* _The request_
In the records below, find each line containing the word "date" and copy it.
** begin Exercise data **
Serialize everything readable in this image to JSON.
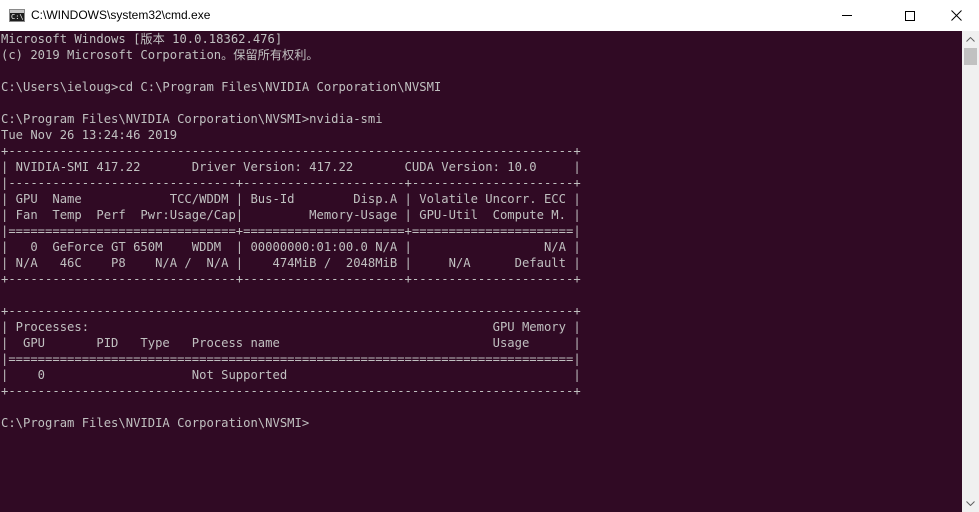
{
  "window": {
    "title": "C:\\WINDOWS\\system32\\cmd.exe",
    "icon_label": "C:\\"
  },
  "console": {
    "lines": [
      "Microsoft Windows [版本 10.0.18362.476]",
      "(c) 2019 Microsoft Corporation。保留所有权利。",
      "",
      "C:\\Users\\ieloug>cd C:\\Program Files\\NVIDIA Corporation\\NVSMI",
      "",
      "C:\\Program Files\\NVIDIA Corporation\\NVSMI>nvidia-smi",
      "Tue Nov 26 13:24:46 2019",
      "+-----------------------------------------------------------------------------+",
      "| NVIDIA-SMI 417.22       Driver Version: 417.22       CUDA Version: 10.0     |",
      "|-------------------------------+----------------------+----------------------+",
      "| GPU  Name            TCC/WDDM | Bus-Id        Disp.A | Volatile Uncorr. ECC |",
      "| Fan  Temp  Perf  Pwr:Usage/Cap|         Memory-Usage | GPU-Util  Compute M. |",
      "|===============================+======================+======================|",
      "|   0  GeForce GT 650M    WDDM  | 00000000:01:00.0 N/A |                  N/A |",
      "| N/A   46C    P8    N/A /  N/A |    474MiB /  2048MiB |     N/A      Default |",
      "+-------------------------------+----------------------+----------------------+",
      "",
      "+-----------------------------------------------------------------------------+",
      "| Processes:                                                       GPU Memory |",
      "|  GPU       PID   Type   Process name                             Usage      |",
      "|=============================================================================|",
      "|    0                    Not Supported                                       |",
      "+-----------------------------------------------------------------------------+",
      "",
      "C:\\Program Files\\NVIDIA Corporation\\NVSMI>"
    ]
  },
  "colors": {
    "console_background": "#300a24",
    "console_text": "#c0c0c0",
    "titlebar_background": "#ffffff"
  },
  "icons": {
    "minimize": "minimize-icon",
    "maximize": "maximize-icon",
    "close": "close-icon",
    "scroll_up": "scroll-up-arrow-icon",
    "scroll_down": "scroll-down-arrow-icon"
  }
}
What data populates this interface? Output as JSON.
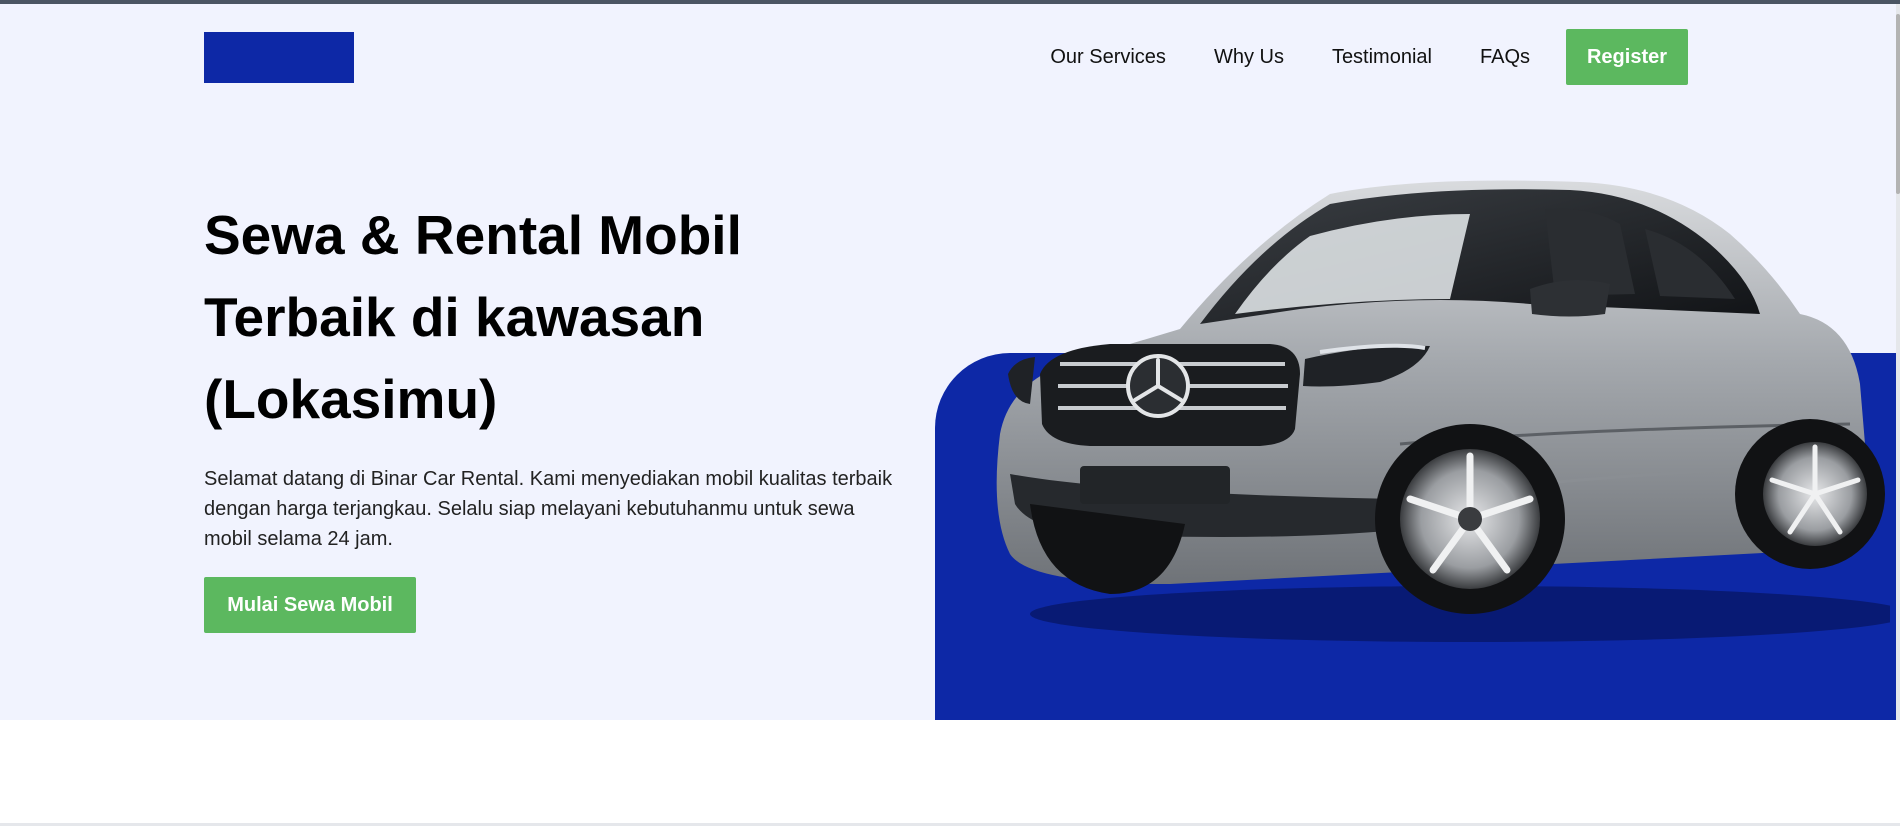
{
  "colors": {
    "brand_blue": "#0d28a6",
    "hero_bg": "#f1f3fe",
    "button_green": "#5cb85f"
  },
  "header": {
    "logo_icon": "brand-logo-block",
    "nav": [
      {
        "label": "Our Services"
      },
      {
        "label": "Why Us"
      },
      {
        "label": "Testimonial"
      },
      {
        "label": "FAQs"
      }
    ],
    "register_label": "Register"
  },
  "hero": {
    "title_line1": "Sewa & Rental Mobil",
    "title_line2": "Terbaik di kawasan",
    "title_line3": "(Lokasimu)",
    "description": "Selamat datang di Binar Car Rental. Kami menyediakan mobil kualitas terbaik dengan harga terjangkau. Selalu siap melayani kebutuhanmu untuk sewa mobil selama 24 jam.",
    "cta_label": "Mulai Sewa Mobil",
    "image_icon": "car-image"
  }
}
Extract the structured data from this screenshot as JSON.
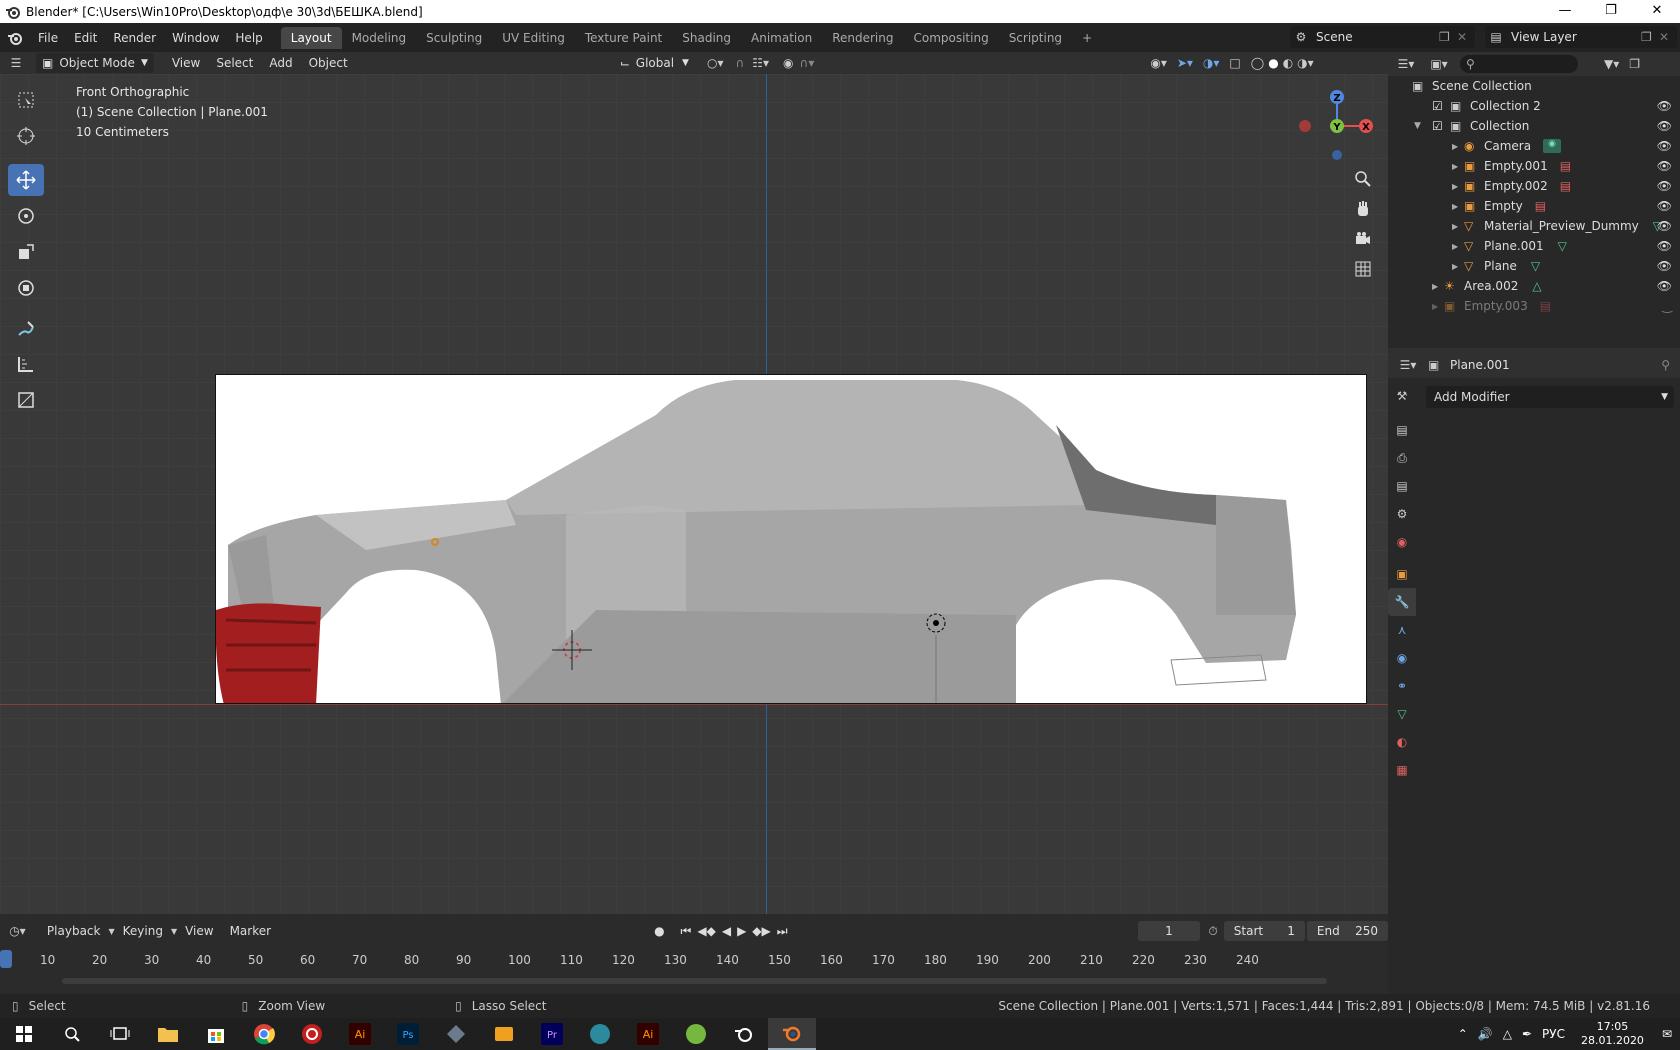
{
  "window": {
    "title": "Blender* [C:\\Users\\Win10Pro\\Desktop\\одф\\е 30\\3d\\БЕШКА.blend]"
  },
  "menu": [
    "File",
    "Edit",
    "Render",
    "Window",
    "Help"
  ],
  "workspaces": [
    "Layout",
    "Modeling",
    "Sculpting",
    "UV Editing",
    "Texture Paint",
    "Shading",
    "Animation",
    "Rendering",
    "Compositing",
    "Scripting"
  ],
  "scene": {
    "name": "Scene",
    "view_layer": "View Layer"
  },
  "header3d": {
    "mode": "Object Mode",
    "menus": [
      "View",
      "Select",
      "Add",
      "Object"
    ],
    "transform": "Global"
  },
  "viewport_info": {
    "view": "Front Orthographic",
    "collection": "(1) Scene Collection | Plane.001",
    "scale": "10 Centimeters"
  },
  "gizmo": {
    "z": "Z",
    "y": "Y",
    "x": "X"
  },
  "outliner": {
    "root": "Scene Collection",
    "items": [
      {
        "label": "Collection 2",
        "type": "collection"
      },
      {
        "label": "Collection",
        "type": "collection"
      },
      {
        "label": "Camera",
        "type": "camera"
      },
      {
        "label": "Empty.001",
        "type": "empty"
      },
      {
        "label": "Empty.002",
        "type": "empty"
      },
      {
        "label": "Empty",
        "type": "empty"
      },
      {
        "label": "Material_Preview_Dummy",
        "type": "mesh"
      },
      {
        "label": "Plane.001",
        "type": "mesh"
      },
      {
        "label": "Plane",
        "type": "mesh"
      },
      {
        "label": "Area.002",
        "type": "light"
      },
      {
        "label": "Empty.003",
        "type": "empty"
      }
    ]
  },
  "properties": {
    "object": "Plane.001",
    "add_modifier": "Add Modifier"
  },
  "timeline": {
    "menus": [
      "Playback",
      "Keying",
      "View",
      "Marker"
    ],
    "current_frame": "1",
    "start_label": "Start",
    "start": "1",
    "end_label": "End",
    "end": "250",
    "ticks": [
      "10",
      "20",
      "30",
      "40",
      "50",
      "60",
      "70",
      "80",
      "90",
      "100",
      "110",
      "120",
      "130",
      "140",
      "150",
      "160",
      "170",
      "180",
      "190",
      "200",
      "210",
      "220",
      "230",
      "240"
    ]
  },
  "status": {
    "select": "Select",
    "zoom": "Zoom View",
    "lasso": "Lasso Select",
    "stats": "Scene Collection | Plane.001 | Verts:1,571 | Faces:1,444 | Tris:2,891 | Objects:0/8 | Mem: 74.5 MiB | v2.81.16"
  },
  "taskbar": {
    "lang": "РУС",
    "time": "17:05",
    "date": "28.01.2020"
  },
  "colors": {
    "accent": "#4772b3",
    "x_axis": "#e34f4f",
    "y_axis": "#7fc241",
    "z_axis": "#4f87e3"
  }
}
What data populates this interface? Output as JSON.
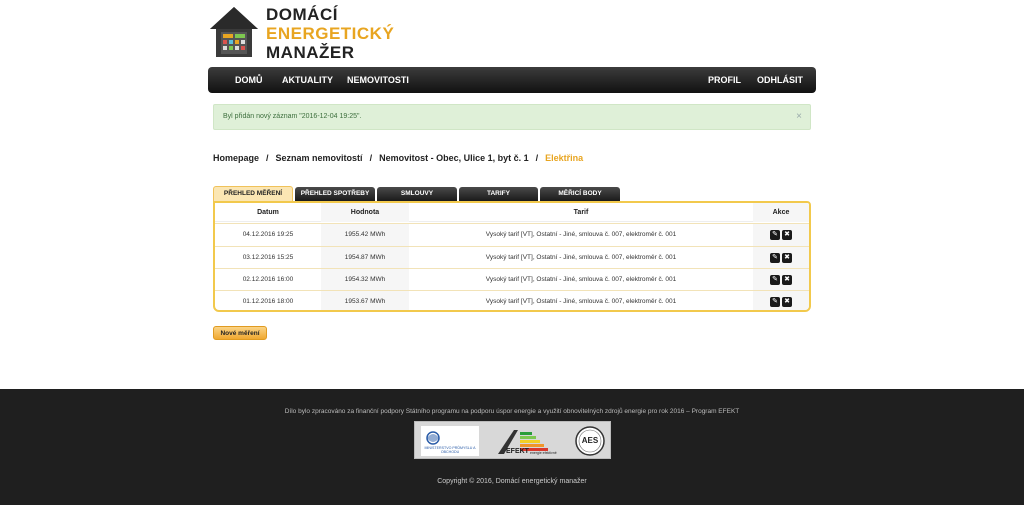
{
  "header": {
    "logo_line1": "DOMÁCÍ",
    "logo_line2": "ENERGETICKÝ",
    "logo_line3": "MANAŽER"
  },
  "nav": {
    "home": "DOMŮ",
    "news": "AKTUALITY",
    "properties": "NEMOVITOSTI",
    "profile": "PROFIL",
    "logout": "ODHLÁSIT"
  },
  "alert": {
    "message": "Byl přidán nový záznam \"2016-12-04 19:25\".",
    "close": "×"
  },
  "breadcrumb": {
    "items": [
      "Homepage",
      "Seznam nemovitostí",
      "Nemovitost - Obec, Ulice 1, byt č. 1",
      "Elektřina"
    ],
    "separator": "/"
  },
  "tabs": [
    "PŘEHLED MĚŘENÍ",
    "PŘEHLED SPOTŘEBY",
    "SMLOUVY",
    "TARIFY",
    "MĚŘICÍ BODY"
  ],
  "table": {
    "headers": [
      "Datum",
      "Hodnota",
      "Tarif",
      "Akce"
    ],
    "rows": [
      {
        "date": "04.12.2016 19:25",
        "value": "1955.42 MWh",
        "tariff": "Vysoký tarif [VT], Ostatní - Jiné, smlouva č. 007, elektroměr č. 001"
      },
      {
        "date": "03.12.2016 15:25",
        "value": "1954.87 MWh",
        "tariff": "Vysoký tarif [VT], Ostatní - Jiné, smlouva č. 007, elektroměr č. 001"
      },
      {
        "date": "02.12.2016 16:00",
        "value": "1954.32 MWh",
        "tariff": "Vysoký tarif [VT], Ostatní - Jiné, smlouva č. 007, elektroměr č. 001"
      },
      {
        "date": "01.12.2016 18:00",
        "value": "1953.67 MWh",
        "tariff": "Vysoký tarif [VT], Ostatní - Jiné, smlouva č. 007, elektroměr č. 001"
      }
    ],
    "edit_icon": "pencil-icon",
    "delete_icon": "close-icon"
  },
  "new_button": "Nové měření",
  "footer": {
    "note": "Dílo bylo zpracováno za finanční podpory Státního programu na podporu úspor energie a využití obnovitelných zdrojů energie pro rok 2016 – Program EFEKT",
    "logo1_text": "MINISTERSTVO PRŮMYSLU A OBCHODU",
    "logo2_text": "EFEKT",
    "logo2_sub": "energie efektivně",
    "logo3_text": "AES",
    "copyright": "Copyright © 2016, Domácí energetický manažer"
  },
  "colors": {
    "accent": "#e8a521",
    "navbar": "#1a1a1a",
    "alert_bg": "#dff0d8",
    "panel_border": "#f2c94c",
    "footer_bg": "#1f1f1f"
  }
}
** end Exercise data **
* _Task solution_
    "date": "28.01.2020"
        "date": "04.12.2016 19:25",
        "date": "03.12.2016 15:25",
        "date": "02.12.2016 16:00",
        "date": "01.12.2016 18:00",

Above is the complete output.